According to the article on the 2010 Global Cleantech 100 list, which funding organization backed more listed companies than any other?

START Document section

2010 Global Cleantech 100 List Dominated By American And Energy Efficiency Businesses

The Cleantech Group LLC in conjunction with the UK’s Guardian News and Media, released their second annual Global Cleantech 100 list on Wednesday. The rankings recognize private, for-profit, independent cleantech companies that are most likely to make a significant, global market impact over the next five to ten years.

The top ranked, North American cleantech business on the list was Amyris Biotechnologies, which makes chemicals and biofuels from renewable sources. Amyris was initially backed by Kleiner Perkins Caulfield & Byers, Khosla Ventures and TPG Biotech. The company went public in late September; its stock is now trading on NASDAQ under the symbol AMRS for around $18.00.

This year, 3,138 qualifying companies were nominated for the Cleantech Group’s list. A panel of 60 judges appointed by the San Francisco, Calif. and London-based researchers made the final determinations. Fifty-five percent of the companies who made the list were headquartered in the United States. Energy efficiency represented the list’s dominant industry subcategory with 15 entries, though solar and biofuel companies followed closely behind, each with 14 entries on the list.

Backers of the Cleantech Global 100 companies this year hailed from 20 countries. Of the 226 funding organizations that invested in these cleantech leaders, VantagePoint Venture Partners funded more than any other. Their 13 portfolio businesses to grace the list were: Adura Technologies, AlertMe, Better Place, BrightSource Energy, Bridgelux, Chemrec, MiaSole, Ostara Nutrient Recovery Technologies, Serious Materials, Solarcentury, Solazyme, Tendril and Trilliant. Kleiner Perkins backed twelve Global Cleantech 100 companies that made this year’s list.

Last year, American businesses also dominated the list. Only 43 of the companies that ranked last year appeared again in 2010. Some, like Tesla Motors and A123, went public. Others were acquired. One went out of business.

END Document section
START Supplied material

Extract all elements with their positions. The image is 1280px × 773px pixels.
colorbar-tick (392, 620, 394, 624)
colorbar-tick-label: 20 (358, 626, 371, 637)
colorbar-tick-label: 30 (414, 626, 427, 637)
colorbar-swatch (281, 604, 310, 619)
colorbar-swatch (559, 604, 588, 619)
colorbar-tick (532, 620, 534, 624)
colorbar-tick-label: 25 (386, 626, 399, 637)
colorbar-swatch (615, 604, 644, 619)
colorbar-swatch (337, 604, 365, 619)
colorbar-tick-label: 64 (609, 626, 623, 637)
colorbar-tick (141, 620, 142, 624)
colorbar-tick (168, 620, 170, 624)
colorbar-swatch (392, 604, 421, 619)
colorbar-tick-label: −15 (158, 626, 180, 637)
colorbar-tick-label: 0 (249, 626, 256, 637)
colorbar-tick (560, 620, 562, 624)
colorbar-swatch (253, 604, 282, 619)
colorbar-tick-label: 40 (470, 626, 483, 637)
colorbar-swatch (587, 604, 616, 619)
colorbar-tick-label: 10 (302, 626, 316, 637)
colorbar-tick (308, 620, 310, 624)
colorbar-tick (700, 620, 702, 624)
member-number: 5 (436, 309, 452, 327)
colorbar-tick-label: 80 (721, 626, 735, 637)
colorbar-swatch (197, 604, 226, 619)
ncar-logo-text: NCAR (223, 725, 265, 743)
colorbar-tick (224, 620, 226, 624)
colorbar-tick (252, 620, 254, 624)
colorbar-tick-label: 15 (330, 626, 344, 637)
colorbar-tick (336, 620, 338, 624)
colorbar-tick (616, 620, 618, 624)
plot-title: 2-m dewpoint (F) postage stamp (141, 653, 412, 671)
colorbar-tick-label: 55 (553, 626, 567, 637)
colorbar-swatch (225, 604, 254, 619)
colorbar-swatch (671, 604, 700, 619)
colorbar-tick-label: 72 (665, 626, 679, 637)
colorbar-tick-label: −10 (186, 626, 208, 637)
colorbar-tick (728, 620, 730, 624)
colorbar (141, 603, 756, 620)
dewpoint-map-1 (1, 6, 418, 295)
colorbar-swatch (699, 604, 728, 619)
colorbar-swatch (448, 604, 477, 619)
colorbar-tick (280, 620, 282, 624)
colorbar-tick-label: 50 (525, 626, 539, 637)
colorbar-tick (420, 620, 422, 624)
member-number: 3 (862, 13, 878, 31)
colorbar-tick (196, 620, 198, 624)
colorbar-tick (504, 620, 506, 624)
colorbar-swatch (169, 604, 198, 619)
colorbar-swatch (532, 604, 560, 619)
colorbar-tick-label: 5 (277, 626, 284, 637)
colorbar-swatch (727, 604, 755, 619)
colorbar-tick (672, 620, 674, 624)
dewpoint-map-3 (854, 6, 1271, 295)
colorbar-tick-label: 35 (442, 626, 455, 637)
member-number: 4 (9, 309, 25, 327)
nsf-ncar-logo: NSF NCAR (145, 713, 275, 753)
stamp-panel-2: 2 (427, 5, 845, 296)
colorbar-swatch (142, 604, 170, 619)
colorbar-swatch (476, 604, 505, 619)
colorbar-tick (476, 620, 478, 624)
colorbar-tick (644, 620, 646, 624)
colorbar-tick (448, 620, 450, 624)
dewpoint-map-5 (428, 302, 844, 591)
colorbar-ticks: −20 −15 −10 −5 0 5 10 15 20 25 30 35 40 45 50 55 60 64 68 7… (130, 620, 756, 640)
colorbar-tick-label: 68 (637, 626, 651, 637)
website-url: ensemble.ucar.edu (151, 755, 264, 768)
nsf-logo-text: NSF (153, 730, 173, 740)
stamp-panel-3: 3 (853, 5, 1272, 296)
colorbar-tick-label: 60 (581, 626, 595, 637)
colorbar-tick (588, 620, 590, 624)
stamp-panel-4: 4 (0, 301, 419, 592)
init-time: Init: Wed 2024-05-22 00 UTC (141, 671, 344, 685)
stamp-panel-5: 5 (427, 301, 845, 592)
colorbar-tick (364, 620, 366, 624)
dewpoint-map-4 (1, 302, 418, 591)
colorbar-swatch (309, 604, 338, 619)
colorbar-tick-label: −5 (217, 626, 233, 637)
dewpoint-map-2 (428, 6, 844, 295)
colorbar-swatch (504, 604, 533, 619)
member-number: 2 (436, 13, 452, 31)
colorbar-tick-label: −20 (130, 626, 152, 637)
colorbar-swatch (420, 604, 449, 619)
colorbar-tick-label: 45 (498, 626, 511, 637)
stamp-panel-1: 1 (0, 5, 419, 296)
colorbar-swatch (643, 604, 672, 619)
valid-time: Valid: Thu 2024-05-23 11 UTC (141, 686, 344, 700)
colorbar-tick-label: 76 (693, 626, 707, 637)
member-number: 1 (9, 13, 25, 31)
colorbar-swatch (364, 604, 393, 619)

END Supplied material

• _Solution to this problem_
VantagePoint Venture Partners